* [What to work on]: Pictures do not belong in the copy. Return all of the entries exactly.

─── Data for this exercise

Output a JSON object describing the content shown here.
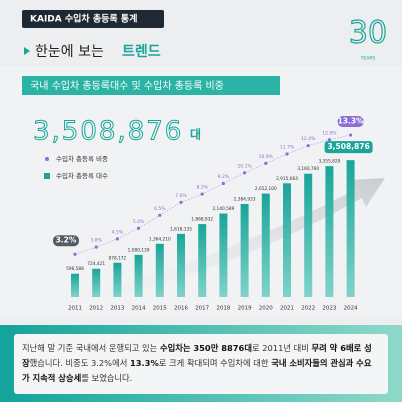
{
  "header": {
    "tag": "KAIDA 수입차 총등록 통계",
    "logo_number": "30",
    "logo_text": "YEARS",
    "headline": "한눈에 보는",
    "headline_accent": "트렌드"
  },
  "chart_data": {
    "type": "bar_line",
    "title": "국내 수입차 총등록대수 및 수입차 총등록 비중",
    "big_number": "3,508,876",
    "big_unit": "대",
    "categories": [
      "2011",
      "2012",
      "2013",
      "2014",
      "2015",
      "2016",
      "2017",
      "2018",
      "2019",
      "2020",
      "2021",
      "2022",
      "2023",
      "2024"
    ],
    "series": [
      {
        "name": "수입차 총등록 대수",
        "color": "#1aa59a",
        "kind": "bar",
        "values": [
          596588,
          724421,
          878172,
          1080139,
          1364210,
          1618135,
          1868932,
          2140589,
          2384933,
          2652100,
          2915664,
          3160760,
          3355829,
          3508876
        ],
        "value_labels": [
          "596,588",
          "724,421",
          "878,172",
          "1,080,139",
          "1,364,210",
          "1,618,135",
          "1,868,932",
          "2,140,589",
          "2,384,933",
          "2,652,100",
          "2,915,664",
          "3,160,760",
          "3,355,829",
          "3,508,876"
        ]
      },
      {
        "name": "수입차 총등록 비중",
        "color": "#8b6fd6",
        "kind": "line",
        "values": [
          3.2,
          3.8,
          4.5,
          5.4,
          6.5,
          7.6,
          8.3,
          9.2,
          10.1,
          10.9,
          11.7,
          12.4,
          12.9,
          13.3
        ],
        "value_labels": [
          "3.2%",
          "3.8%",
          "4.5%",
          "5.4%",
          "6.5%",
          "7.6%",
          "8.3%",
          "9.2%",
          "10.1%",
          "10.9%",
          "11.7%",
          "12.4%",
          "12.9%",
          "13.3%"
        ]
      }
    ]
  },
  "paragraph": [
    {
      "text": "지난해 말 기준 국내에서 운행되고 있는 ",
      "bold": false
    },
    {
      "text": "수입차는 350만 8876대",
      "bold": true
    },
    {
      "text": "로 2011년 대비 ",
      "bold": false
    },
    {
      "text": "무려 약 6배로 성장",
      "bold": true
    },
    {
      "text": "했습니다. 비중도 3.2%에서 ",
      "bold": false
    },
    {
      "text": "13.3%",
      "bold": true
    },
    {
      "text": "로 크게 확대되며 수입차에 대한 ",
      "bold": false
    },
    {
      "text": "국내 소비자들의 관심과 수요가 지속적 상승세",
      "bold": true
    },
    {
      "text": "를 보였습니다.",
      "bold": false
    }
  ]
}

──────

* [Completed task]:
Output a JSON object describing the content shown here.
{
  "header": {
    "tag": "KAIDA 수입차 총등록 통계",
    "logo_number": "30",
    "logo_text": "YEARS",
    "headline": "한눈에 보는",
    "headline_accent": "트렌드"
  },
  "chart_data": {
    "type": "bar_line",
    "title": "국내 수입차 총등록대수 및 수입차 총등록 비중",
    "big_number": "3,508,876",
    "big_unit": "대",
    "categories": [
      "2011",
      "2012",
      "2013",
      "2014",
      "2015",
      "2016",
      "2017",
      "2018",
      "2019",
      "2020",
      "2021",
      "2022",
      "2023",
      "2024"
    ],
    "series": [
      {
        "name": "수입차 총등록 대수",
        "color": "#1aa59a",
        "kind": "bar",
        "values": [
          596588,
          724421,
          878172,
          1080139,
          1364210,
          1618135,
          1868932,
          2140589,
          2384933,
          2652100,
          2915664,
          3160760,
          3355829,
          3508876
        ],
        "value_labels": [
          "596,588",
          "724,421",
          "878,172",
          "1,080,139",
          "1,364,210",
          "1,618,135",
          "1,868,932",
          "2,140,589",
          "2,384,933",
          "2,652,100",
          "2,915,664",
          "3,160,760",
          "3,355,829",
          "3,508,876"
        ]
      },
      {
        "name": "수입차 총등록 비중",
        "color": "#8b6fd6",
        "kind": "line",
        "values": [
          3.2,
          3.8,
          4.5,
          5.4,
          6.5,
          7.6,
          8.3,
          9.2,
          10.1,
          10.9,
          11.7,
          12.4,
          12.9,
          13.3
        ],
        "value_labels": [
          "3.2%",
          "3.8%",
          "4.5%",
          "5.4%",
          "6.5%",
          "7.6%",
          "8.3%",
          "9.2%",
          "10.1%",
          "10.9%",
          "11.7%",
          "12.4%",
          "12.9%",
          "13.3%"
        ]
      }
    ]
  },
  "paragraph": [
    {
      "text": "지난해 말 기준 국내에서 운행되고 있는 ",
      "bold": false
    },
    {
      "text": "수입차는 350만 8876대",
      "bold": true
    },
    {
      "text": "로 2011년 대비 ",
      "bold": false
    },
    {
      "text": "무려 약 6배로 성장",
      "bold": true
    },
    {
      "text": "했습니다. 비중도 3.2%에서 ",
      "bold": false
    },
    {
      "text": "13.3%",
      "bold": true
    },
    {
      "text": "로 크게 확대되며 수입차에 대한 ",
      "bold": false
    },
    {
      "text": "국내 소비자들의 관심과 수요가 지속적 상승세",
      "bold": true
    },
    {
      "text": "를 보였습니다.",
      "bold": false
    }
  ]
}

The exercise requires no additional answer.